#### [The request]
Retype all the entries word for word, but omit the pictures.

#### [Input]
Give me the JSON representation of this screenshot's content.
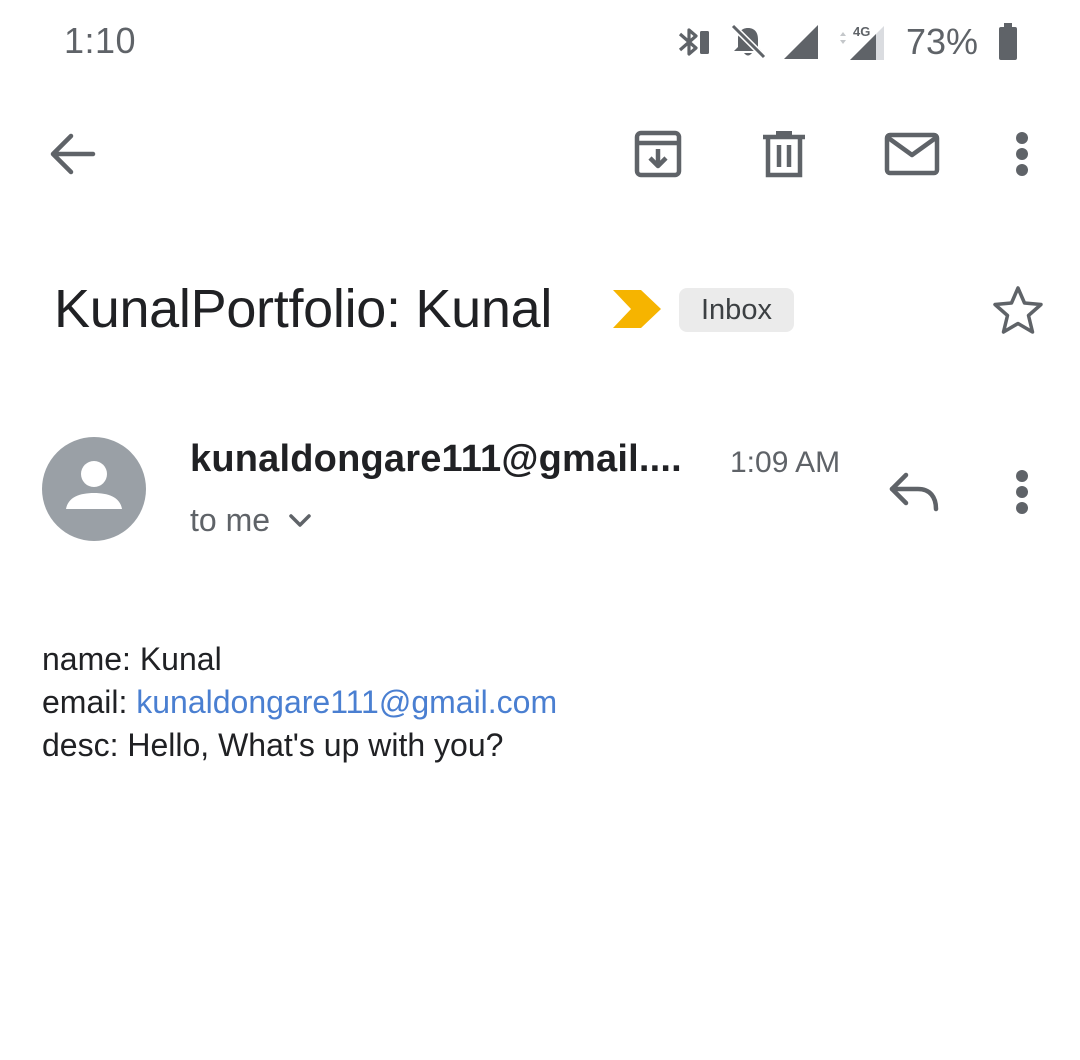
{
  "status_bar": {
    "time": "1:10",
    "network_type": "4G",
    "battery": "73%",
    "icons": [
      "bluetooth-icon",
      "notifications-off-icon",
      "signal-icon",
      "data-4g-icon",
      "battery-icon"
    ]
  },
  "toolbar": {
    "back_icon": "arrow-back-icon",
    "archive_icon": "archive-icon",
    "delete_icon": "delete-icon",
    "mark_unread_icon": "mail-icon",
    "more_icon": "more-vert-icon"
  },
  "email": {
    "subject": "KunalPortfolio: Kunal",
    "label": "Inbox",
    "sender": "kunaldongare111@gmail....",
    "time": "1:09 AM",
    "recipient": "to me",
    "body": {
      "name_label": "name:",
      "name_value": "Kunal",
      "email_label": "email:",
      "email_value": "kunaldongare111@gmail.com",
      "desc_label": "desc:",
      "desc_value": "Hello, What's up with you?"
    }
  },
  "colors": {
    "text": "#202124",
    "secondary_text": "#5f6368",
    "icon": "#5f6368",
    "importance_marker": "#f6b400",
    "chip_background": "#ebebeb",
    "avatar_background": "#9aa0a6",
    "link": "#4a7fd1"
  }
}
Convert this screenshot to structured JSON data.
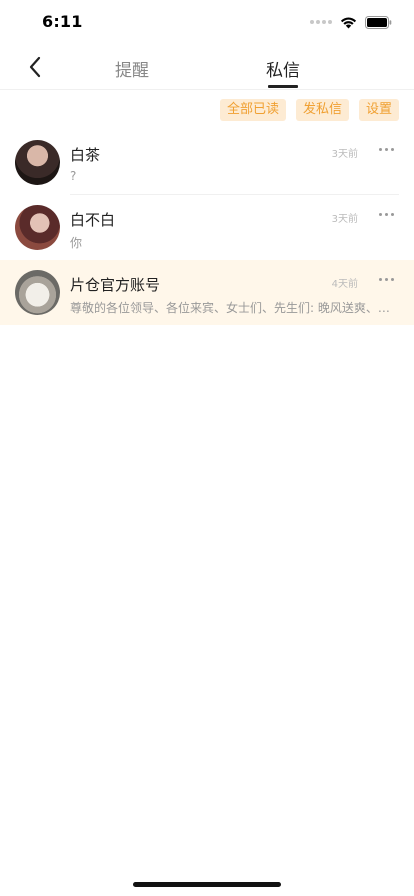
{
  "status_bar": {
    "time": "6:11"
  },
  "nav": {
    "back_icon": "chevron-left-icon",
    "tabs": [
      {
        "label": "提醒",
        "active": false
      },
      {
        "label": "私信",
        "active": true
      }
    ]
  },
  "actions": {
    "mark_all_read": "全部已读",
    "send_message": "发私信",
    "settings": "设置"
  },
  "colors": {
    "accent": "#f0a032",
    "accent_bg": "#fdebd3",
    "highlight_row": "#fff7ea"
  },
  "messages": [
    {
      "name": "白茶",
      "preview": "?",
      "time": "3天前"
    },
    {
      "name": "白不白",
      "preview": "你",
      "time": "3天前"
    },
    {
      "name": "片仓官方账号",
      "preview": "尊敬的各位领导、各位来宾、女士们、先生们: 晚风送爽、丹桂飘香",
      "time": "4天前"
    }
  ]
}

#### [Response to the exercise]
Give me the JSON representation of this screenshot's content.
{
  "status_bar": {
    "time": "1:10",
    "network_type": "4G",
    "battery": "73%",
    "icons": [
      "bluetooth-icon",
      "notifications-off-icon",
      "signal-icon",
      "data-4g-icon",
      "battery-icon"
    ]
  },
  "toolbar": {
    "back_icon": "arrow-back-icon",
    "archive_icon": "archive-icon",
    "delete_icon": "delete-icon",
    "mark_unread_icon": "mail-icon",
    "more_icon": "more-vert-icon"
  },
  "email": {
    "subject": "KunalPortfolio: Kunal",
    "label": "Inbox",
    "sender": "kunaldongare111@gmail....",
    "time": "1:09 AM",
    "recipient": "to me",
    "body": {
      "name_label": "name:",
      "name_value": "Kunal",
      "email_label": "email:",
      "email_value": "kunaldongare111@gmail.com",
      "desc_label": "desc:",
      "desc_value": "Hello, What's up with you?"
    }
  },
  "colors": {
    "text": "#202124",
    "secondary_text": "#5f6368",
    "icon": "#5f6368",
    "importance_marker": "#f6b400",
    "chip_background": "#ebebeb",
    "avatar_background": "#9aa0a6",
    "link": "#4a7fd1"
  }
}
Convert this screenshot to structured JSON data.
{
  "status_bar": {
    "time": "6:11"
  },
  "nav": {
    "back_icon": "chevron-left-icon",
    "tabs": [
      {
        "label": "提醒",
        "active": false
      },
      {
        "label": "私信",
        "active": true
      }
    ]
  },
  "actions": {
    "mark_all_read": "全部已读",
    "send_message": "发私信",
    "settings": "设置"
  },
  "colors": {
    "accent": "#f0a032",
    "accent_bg": "#fdebd3",
    "highlight_row": "#fff7ea"
  },
  "messages": [
    {
      "name": "白茶",
      "preview": "?",
      "time": "3天前"
    },
    {
      "name": "白不白",
      "preview": "你",
      "time": "3天前"
    },
    {
      "name": "片仓官方账号",
      "preview": "尊敬的各位领导、各位来宾、女士们、先生们: 晚风送爽、丹桂飘香",
      "time": "4天前"
    }
  ]
}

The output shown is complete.